Stated exercise:
Extract each line of the records below that contains the word "猪肉绦虫".
══ Data section
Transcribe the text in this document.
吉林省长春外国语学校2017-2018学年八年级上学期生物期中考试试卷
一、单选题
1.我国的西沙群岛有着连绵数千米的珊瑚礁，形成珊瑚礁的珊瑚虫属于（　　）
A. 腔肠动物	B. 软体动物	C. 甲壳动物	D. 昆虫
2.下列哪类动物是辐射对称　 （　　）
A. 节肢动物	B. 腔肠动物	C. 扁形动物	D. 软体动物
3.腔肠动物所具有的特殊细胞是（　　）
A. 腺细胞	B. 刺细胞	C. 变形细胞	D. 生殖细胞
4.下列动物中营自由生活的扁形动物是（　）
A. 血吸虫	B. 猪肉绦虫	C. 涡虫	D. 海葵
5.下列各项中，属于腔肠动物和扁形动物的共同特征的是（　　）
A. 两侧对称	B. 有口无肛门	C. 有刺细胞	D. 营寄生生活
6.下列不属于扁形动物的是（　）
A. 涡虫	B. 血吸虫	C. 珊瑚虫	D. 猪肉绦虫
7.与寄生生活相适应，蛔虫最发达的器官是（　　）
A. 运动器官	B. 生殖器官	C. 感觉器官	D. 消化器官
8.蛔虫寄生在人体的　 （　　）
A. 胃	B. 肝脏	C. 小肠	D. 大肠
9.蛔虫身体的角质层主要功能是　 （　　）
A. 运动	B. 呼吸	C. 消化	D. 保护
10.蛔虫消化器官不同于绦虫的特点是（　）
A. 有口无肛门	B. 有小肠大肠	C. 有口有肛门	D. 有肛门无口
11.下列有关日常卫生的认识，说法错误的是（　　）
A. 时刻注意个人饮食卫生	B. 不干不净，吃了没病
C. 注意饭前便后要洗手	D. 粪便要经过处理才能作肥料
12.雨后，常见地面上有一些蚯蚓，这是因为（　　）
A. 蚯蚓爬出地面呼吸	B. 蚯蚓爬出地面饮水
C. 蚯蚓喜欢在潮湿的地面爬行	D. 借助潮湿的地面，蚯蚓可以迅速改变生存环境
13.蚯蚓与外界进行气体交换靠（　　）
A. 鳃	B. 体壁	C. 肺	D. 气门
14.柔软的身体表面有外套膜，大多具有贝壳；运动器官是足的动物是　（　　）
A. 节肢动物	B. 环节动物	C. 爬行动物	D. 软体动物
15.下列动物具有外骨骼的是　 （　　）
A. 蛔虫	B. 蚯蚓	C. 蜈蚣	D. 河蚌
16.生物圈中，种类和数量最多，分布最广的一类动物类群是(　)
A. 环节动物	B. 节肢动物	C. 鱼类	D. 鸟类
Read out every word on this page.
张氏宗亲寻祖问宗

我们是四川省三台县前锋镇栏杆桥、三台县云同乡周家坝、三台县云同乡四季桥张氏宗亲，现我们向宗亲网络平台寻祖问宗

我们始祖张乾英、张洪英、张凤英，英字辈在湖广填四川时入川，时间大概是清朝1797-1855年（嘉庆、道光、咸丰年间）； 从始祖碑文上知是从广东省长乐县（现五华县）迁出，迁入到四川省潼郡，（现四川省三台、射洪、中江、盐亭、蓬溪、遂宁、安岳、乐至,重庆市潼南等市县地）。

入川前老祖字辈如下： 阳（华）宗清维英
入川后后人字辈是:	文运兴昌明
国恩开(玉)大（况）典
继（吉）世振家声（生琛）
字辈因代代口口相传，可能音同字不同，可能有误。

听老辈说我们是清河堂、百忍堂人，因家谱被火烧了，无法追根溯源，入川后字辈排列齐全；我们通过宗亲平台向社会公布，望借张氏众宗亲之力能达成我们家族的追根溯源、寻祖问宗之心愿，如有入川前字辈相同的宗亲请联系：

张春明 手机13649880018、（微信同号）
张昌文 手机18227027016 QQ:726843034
════
Completed exercise:
A. 血吸虫	B. 猪肉绦虫	C. 涡虫	D. 海葵
A. 涡虫	B. 血吸虫	C. 珊瑚虫	D. 猪肉绦虫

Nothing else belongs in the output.